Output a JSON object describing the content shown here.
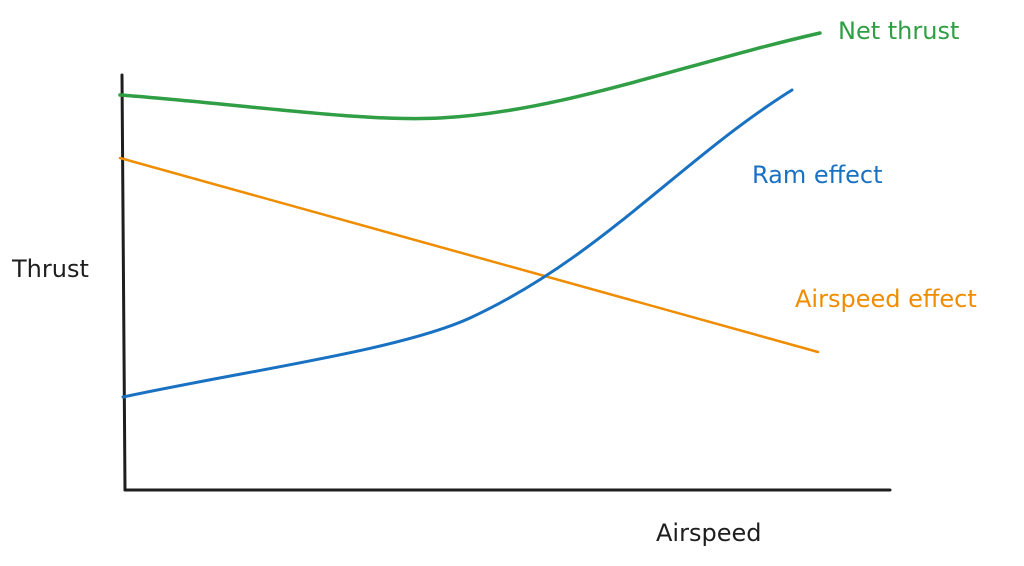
{
  "axes": {
    "y_label": "Thrust",
    "x_label": "Airspeed"
  },
  "curves": [
    {
      "label": "Net thrust"
    },
    {
      "label": "Ram effect"
    },
    {
      "label": "Airspeed effect"
    }
  ]
}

### Exercise aim
Reproduce the whole listing above word for word, but not its pictures.

### Written solution
Output a JSON object describing the content shown here.
{
  "axes": {
    "y_label": "Thrust",
    "x_label": "Airspeed"
  },
  "curves": [
    {
      "label": "Net thrust"
    },
    {
      "label": "Ram effect"
    },
    {
      "label": "Airspeed effect"
    }
  ]
}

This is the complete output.